(Recorded data)
>>
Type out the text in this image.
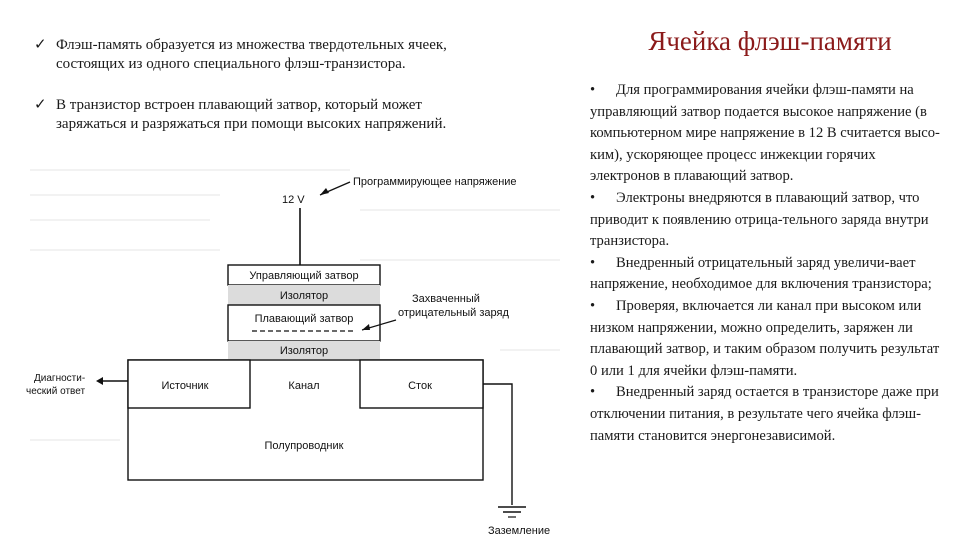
✓ Флэш-память образуется из множества твердотельных ячеек,
состоящих из одного специального флэш-транзистора.
✓ В транзистор встроен плавающий затвор, который может
заряжаться и разряжаться при помощи высоких напряжений.
Ячейка флэш-памяти
• Для программирования ячейки флэш-памяти на управляющий затвор подается высокое напряжение (в компьютерном мире напряжение в 12 В считается высо-ким), ускоряющее процесс инжекции горячих электронов в плавающий затвор.
• Электроны внедряются в плавающий затвор, что приводит к появлению отрица-тельного заряда внутри транзистора.
• Внедренный отрицательный заряд увеличи-вает напряжение, необходимое для включения транзистора;
• Проверяя, включается ли канал при высоком или низком напряжении, можно определить, заряжен ли плавающий затвор, и таким образом получить результат 0 или 1 для ячейки флэш-памяти.
• Внедренный заряд остается в транзисторе даже при отключении питания, в результате чего ячейка флэш-памяти становится энергонезависимой.
12 V
Программирующее напряжение
Управляющий затвор
Изолятор
Плавающий затвор
Изолятор
Захваченный
отрицательный заряд
Источник	Канал	Сток
Полупроводник
Диагности-
ческий ответ
Заземление
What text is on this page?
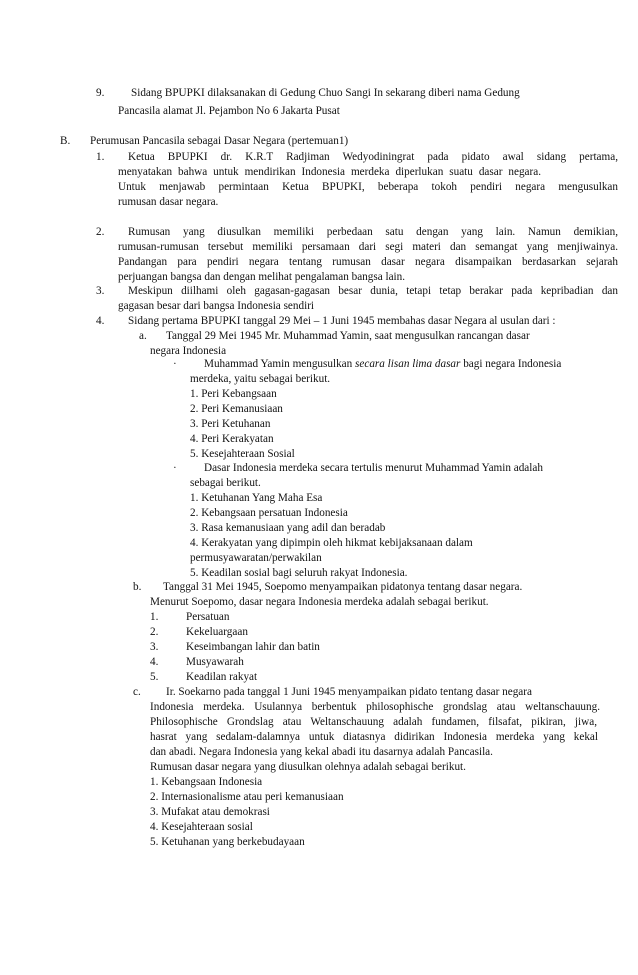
9. Sidang BPUPKI dilaksanakan di Gedung Chuo Sangi In sekarang diberi nama Gedung
Pancasila alamat Jl. Pejambon No 6 Jakarta Pusat
B. Perumusan Pancasila sebagai Dasar Negara (pertemuan1)
1. Ketua BPUPKI dr. K.R.T Radjiman Wedyodiningrat pada pidato awal sidang pertama,
menyatakan bahwa untuk mendirikan Indonesia merdeka diperlukan suatu dasar negara.
Untuk menjawab permintaan Ketua BPUPKI, beberapa tokoh pendiri negara mengusulkan
rumusan dasar negara.
2. Rumusan yang diusulkan memiliki perbedaan satu dengan yang lain. Namun demikian,
rumusan-rumusan tersebut memiliki persamaan dari segi materi dan semangat yang menjiwainya.
Pandangan para pendiri negara tentang rumusan dasar negara disampaikan berdasarkan sejarah
perjuangan bangsa dan dengan melihat pengalaman bangsa lain.
3. Meskipun diilhami oleh gagasan-gagasan besar dunia, tetapi tetap berakar pada kepribadian dan
gagasan besar dari bangsa Indonesia sendiri
4. Sidang pertama BPUPKI tanggal 29 Mei – 1 Juni 1945 membahas dasar Negara al usulan dari :
a. Tanggal 29 Mei 1945 Mr. Muhammad Yamin, saat mengusulkan rancangan dasar
negara Indonesia
· Muhammad Yamin mengusulkan secara lisan lima dasar bagi negara Indonesia
merdeka, yaitu sebagai berikut.
1. Peri Kebangsaan
2. Peri Kemanusiaan
3. Peri Ketuhanan
4. Peri Kerakyatan
5. Kesejahteraan Sosial
· Dasar Indonesia merdeka secara tertulis menurut Muhammad Yamin adalah
sebagai berikut.
1. Ketuhanan Yang Maha Esa
2. Kebangsaan persatuan Indonesia
3. Rasa kemanusiaan yang adil dan beradab
4. Kerakyatan yang dipimpin oleh hikmat kebijaksanaan dalam
permusyawaratan/perwakilan
5. Keadilan sosial bagi seluruh rakyat Indonesia.
b. Tanggal 31 Mei 1945, Soepomo menyampaikan pidatonya tentang dasar negara.
Menurut Soepomo, dasar negara Indonesia merdeka adalah sebagai berikut.
1. Persatuan
2. Kekeluargaan
3. Keseimbangan lahir dan batin
4. Musyawarah
5. Keadilan rakyat
c. Ir. Soekarno pada tanggal 1 Juni 1945 menyampaikan pidato tentang dasar negara
Indonesia merdeka. Usulannya berbentuk philosophische grondslag atau weltanschauung.
Philosophische Grondslag atau Weltanschauung adalah fundamen, filsafat, pikiran, jiwa,
hasrat yang sedalam-dalamnya untuk diatasnya didirikan Indonesia merdeka yang kekal
dan abadi. Negara Indonesia yang kekal abadi itu dasarnya adalah Pancasila.
Rumusan dasar negara yang diusulkan olehnya adalah sebagai berikut.
1. Kebangsaan Indonesia
2. Internasionalisme atau peri kemanusiaan
3. Mufakat atau demokrasi
4. Kesejahteraan sosial
5. Ketuhanan yang berkebudayaan
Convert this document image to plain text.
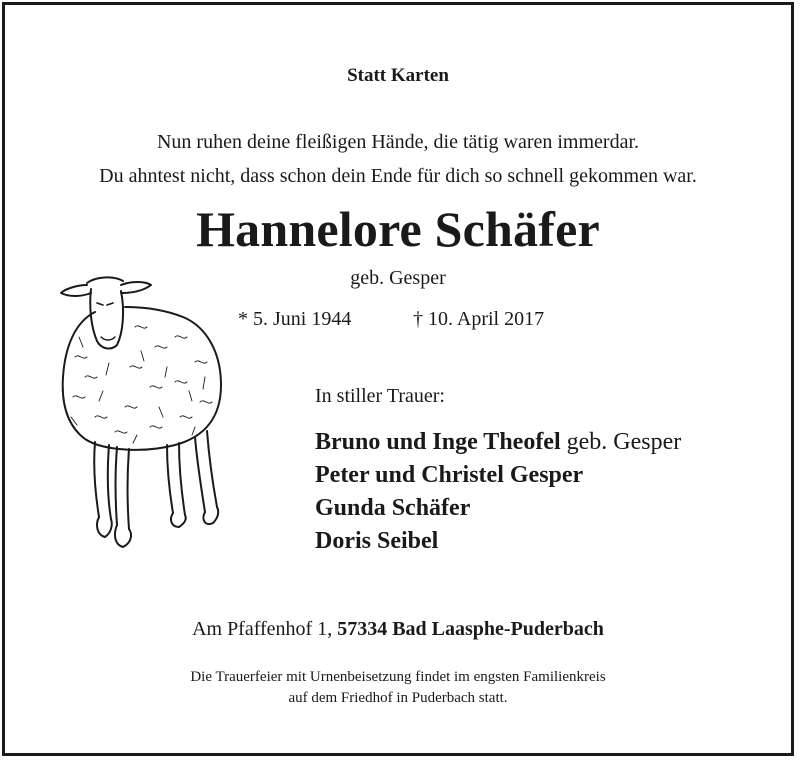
Statt Karten
Nun ruhen deine fleißigen Hände, die tätig waren immerdar.
Du ahntest nicht, dass schon dein Ende für dich so schnell gekommen war.
Hannelore Schäfer
geb. Gesper
* 5. Juni 1944	† 10. April 2017
In stiller Trauer:
Bruno und Inge Theofel geb. Gesper
Peter und Christel Gesper
Gunda Schäfer
Doris Seibel
Am Pfaffenhof 1, 57334 Bad Laasphe-Puderbach
Die Trauerfeier mit Urnenbeisetzung findet im engsten Familienkreis
auf dem Friedhof in Puderbach statt.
<<
Set down all the data again exactly as above, pictures excluded.

Type out the text in this image.
✓ Флэш-память образуется из множества твердотельных ячеек,
состоящих из одного специального флэш-транзистора.
✓ В транзистор встроен плавающий затвор, который может
заряжаться и разряжаться при помощи высоких напряжений.
Ячейка флэш-памяти
• Для программирования ячейки флэш-памяти на управляющий затвор подается высокое напряжение (в компьютерном мире напряжение в 12 В считается высо-ким), ускоряющее процесс инжекции горячих электронов в плавающий затвор.
• Электроны внедряются в плавающий затвор, что приводит к появлению отрица-тельного заряда внутри транзистора.
• Внедренный отрицательный заряд увеличи-вает напряжение, необходимое для включения транзистора;
• Проверяя, включается ли канал при высоком или низком напряжении, можно определить, заряжен ли плавающий затвор, и таким образом получить результат 0 или 1 для ячейки флэш-памяти.
• Внедренный заряд остается в транзисторе даже при отключении питания, в результате чего ячейка флэш-памяти становится энергонезависимой.
12 V
Программирующее напряжение
Управляющий затвор
Изолятор
Плавающий затвор
Изолятор
Захваченный
отрицательный заряд
Источник	Канал	Сток
Полупроводник
Диагности-
ческий ответ
Заземление
What text is on this page?
9. Sidang BPUPKI dilaksanakan di Gedung Chuo Sangi In sekarang diberi nama Gedung
Pancasila alamat Jl. Pejambon No 6 Jakarta Pusat
B. Perumusan Pancasila sebagai Dasar Negara (pertemuan1)
1. Ketua BPUPKI dr. K.R.T Radjiman Wedyodiningrat pada pidato awal sidang pertama,
menyatakan bahwa untuk mendirikan Indonesia merdeka diperlukan suatu dasar negara.
Untuk menjawab permintaan Ketua BPUPKI, beberapa tokoh pendiri negara mengusulkan
rumusan dasar negara.
2. Rumusan yang diusulkan memiliki perbedaan satu dengan yang lain. Namun demikian,
rumusan-rumusan tersebut memiliki persamaan dari segi materi dan semangat yang menjiwainya.
Pandangan para pendiri negara tentang rumusan dasar negara disampaikan berdasarkan sejarah
perjuangan bangsa dan dengan melihat pengalaman bangsa lain.
3. Meskipun diilhami oleh gagasan-gagasan besar dunia, tetapi tetap berakar pada kepribadian dan
gagasan besar dari bangsa Indonesia sendiri
4. Sidang pertama BPUPKI tanggal 29 Mei – 1 Juni 1945 membahas dasar Negara al usulan dari :
a. Tanggal 29 Mei 1945 Mr. Muhammad Yamin, saat mengusulkan rancangan dasar
negara Indonesia
· Muhammad Yamin mengusulkan secara lisan lima dasar bagi negara Indonesia
merdeka, yaitu sebagai berikut.
1. Peri Kebangsaan
2. Peri Kemanusiaan
3. Peri Ketuhanan
4. Peri Kerakyatan
5. Kesejahteraan Sosial
· Dasar Indonesia merdeka secara tertulis menurut Muhammad Yamin adalah
sebagai berikut.
1. Ketuhanan Yang Maha Esa
2. Kebangsaan persatuan Indonesia
3. Rasa kemanusiaan yang adil dan beradab
4. Kerakyatan yang dipimpin oleh hikmat kebijaksanaan dalam
permusyawaratan/perwakilan
5. Keadilan sosial bagi seluruh rakyat Indonesia.
b. Tanggal 31 Mei 1945, Soepomo menyampaikan pidatonya tentang dasar negara.
Menurut Soepomo, dasar negara Indonesia merdeka adalah sebagai berikut.
1. Persatuan
2. Kekeluargaan
3. Keseimbangan lahir dan batin
4. Musyawarah
5. Keadilan rakyat
c. Ir. Soekarno pada tanggal 1 Juni 1945 menyampaikan pidato tentang dasar negara
Indonesia merdeka. Usulannya berbentuk philosophische grondslag atau weltanschauung.
Philosophische Grondslag atau Weltanschauung adalah fundamen, filsafat, pikiran, jiwa,
hasrat yang sedalam-dalamnya untuk diatasnya didirikan Indonesia merdeka yang kekal
dan abadi. Negara Indonesia yang kekal abadi itu dasarnya adalah Pancasila.
Rumusan dasar negara yang diusulkan olehnya adalah sebagai berikut.
1. Kebangsaan Indonesia
2. Internasionalisme atau peri kemanusiaan
3. Mufakat atau demokrasi
4. Kesejahteraan sosial
5. Ketuhanan yang berkebudayaan
Convert this document image to plain text.
Statt Karten
Nun ruhen deine fleißigen Hände, die tätig waren immerdar.
Du ahntest nicht, dass schon dein Ende für dich so schnell gekommen war.
Hannelore Schäfer
geb. Gesper
* 5. Juni 1944	† 10. April 2017
In stiller Trauer:
Bruno und Inge Theofel geb. Gesper
Peter und Christel Gesper
Gunda Schäfer
Doris Seibel
Am Pfaffenhof 1, 57334 Bad Laasphe-Puderbach
Die Trauerfeier mit Urnenbeisetzung findet im engsten Familienkreis
auf dem Friedhof in Puderbach statt.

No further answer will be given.